**Kutipan Dokumen:**

"Kepercayaan
mengelola dana haji akan meningkatkan kapasitas bank syariah dalam
memberikan pembiayaan"
Kementerian Agama (Kemenag) berencana mengalihkan
pengelolaan dana setoran awal haji dari bank konvensional ke bank
syariah. Kebijakan itu akan dituangkan melalui RUU tentang Pengelolaan
Keuangan Haji yang kini sedang difinalisasi. Nantinya, bank konvensional
hanya berperan sebagai bank penerima setoran, sedangkan pengelolaannya
diserahkan sepenuhnya ke bank syariah.
Artinya, penyetoran dana awal haji masih tetap
dilakukan di bank konvensional, namun uang langsung ditransfer ke bank
syariah yang berperan sebagai bank pengelola. Untuk sementara, bank
konvensional dibutuhkan sebagai bank penerima setoran awal karena
memiliki lebih banyak cabang ketimbang bank syariah. (Tempo Online, 21/3/13).
Realisasi kebijakan itu berarti akan mengakhiri tarik
ulur pengelolaan dana haji. Besar dana setoran awal haji ditambah animo
besar muslim untuk berhaji membuat pengelolaan dana haji menjadi
’’rebutan’’ antara bank konvensional dan bank syariah. Tak heran jika
beberapa bank besar konvensional seringkali mempertahankan, bahkan melobi
pejabat Kemenag, supaya dana haji tetap dikelola di tempat mereka
selama mungkin.
Berdasarkan data Kemenag, total dana setoran awal
haji per Desember 2012, setelah dikurangi biaya operasional dan ditambah
nilai manfaat adalah Rp 48,7 triliun, dan sekitar 15% ditempatkan di
perbankan syariah. Padahal UU Nomor 13 Tahun 2008 tentang Penyelenggaraan
Ibadah Haji menyebutkan semua hal yang berhubungan dengan ibadah haji
harus menekankan pada kesyariahan. Realitasnya, lebih dari 60% dana haji
masih tersimpan di bank konvensional yang menganut sistem riba.
Patut disayangkan jika di dalam dana untuk berhaji,
sebagai ibadah mulia, mengadung dana hasil riba. Hasil riba (baca: bunga bank) itu akan tersimpan
sebagai dana abadi umat yang akan digunakan untuk meningkatkan
infrastruktur dan fasilitas haji, seperti asrama haji atau untuk
kepentingan kemasyarakatan lain sesuai syar’i.
Sudah seharusnya seluruh dana setoran haji dikelola
bank syariah. Selain pengelolaannya sesuai anjuran syar’i, selalu
didahului akad, dan nilai bagi hasil penempatan dana di bank syariah juga
lebih besar dibanding bank konvensional. Bagi hasil itu bisa menekan
biaya penyelenggaraan ibadah haji (BPIH), diiringi dengan peningkatan
fasilitas haji, terutama pemondokan selama di Tanah Suci dan katering.

**Daftar Tugas:**
• A. Ringkaslah teks tentang pengelolaan dana haji di atas dalam dua kalimat.
• B. Tuliskan lanjutan teks tentang pengelolaan dana haji di atas, dimulai setelah kalimat terakhirnya.

**Data Tersedia:**
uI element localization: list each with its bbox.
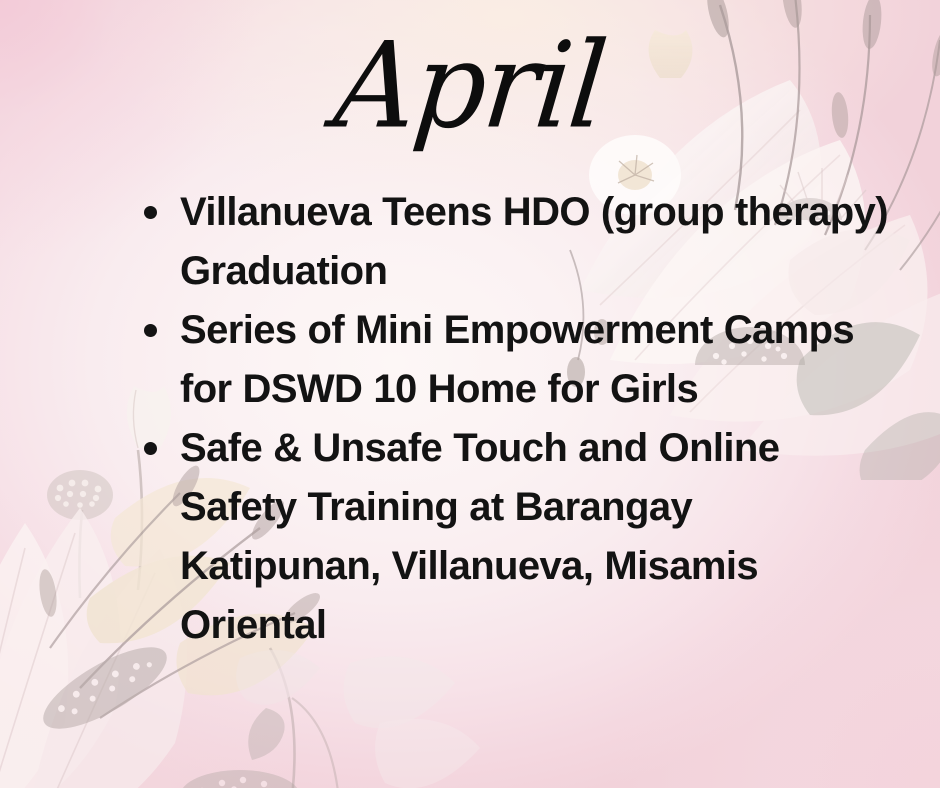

**Hasil Tiap Tugas:**
• A. Kementerian Agama berencana mengalihkan pengelolaan dana setoran awal haji dari bank konvensional ke bank syariah melalui RUU tentang Pengelolaan Keuangan Haji, sedangkan bank konvensional hanya akan berperan sebagai bank penerima setoran karena memiliki lebih banyak cabang. Lebih dari 60% dana haji masih tersimpan di bank konvensional yang menganut sistem riba, padahal seluruh dana setoran haji seharusnya dikelola bank syariah yang pengelolaannya sesuai anjuran syar'i dan bagi hasilnya lebih besar sehingga bisa menekan BPIH.

• B.
Terkait jumlah cabang dan infrastruktur pendukung
bank syariah yang belum sebanyak dan selengkap bank konvensional, tak
jadi persoalan. Pasalnya, operasional bank syariah, baik yang sudah
berbentuk bank umum syariah (BUS) maupun unit usaha syariah (UUS), masih
mendapat dukungan dari bank konvensional induknya, dari sistem IT, mesin
ATM, hingga kantor layanan syariah yang berada di bank konvensional
induk.
Selain itu, pertumbuhan bank syariah beberapa tahun
belakangan melejit di atas 40%, sedangkan bank konvensional di bawah 20%,
dan itu sekaligus menunjukkan peningkatan kepercayaan masyarakat. Dana
haji tersebut juga akan meningkatkan kapasitas bank syariah dalam
memberikan pembiayaan. Tinggi portofolio pendanaan dan pembiayaan makin
meningkatkan aset sehingga bisa mempercepat peningkatan market share hingga mencapai dua
digit.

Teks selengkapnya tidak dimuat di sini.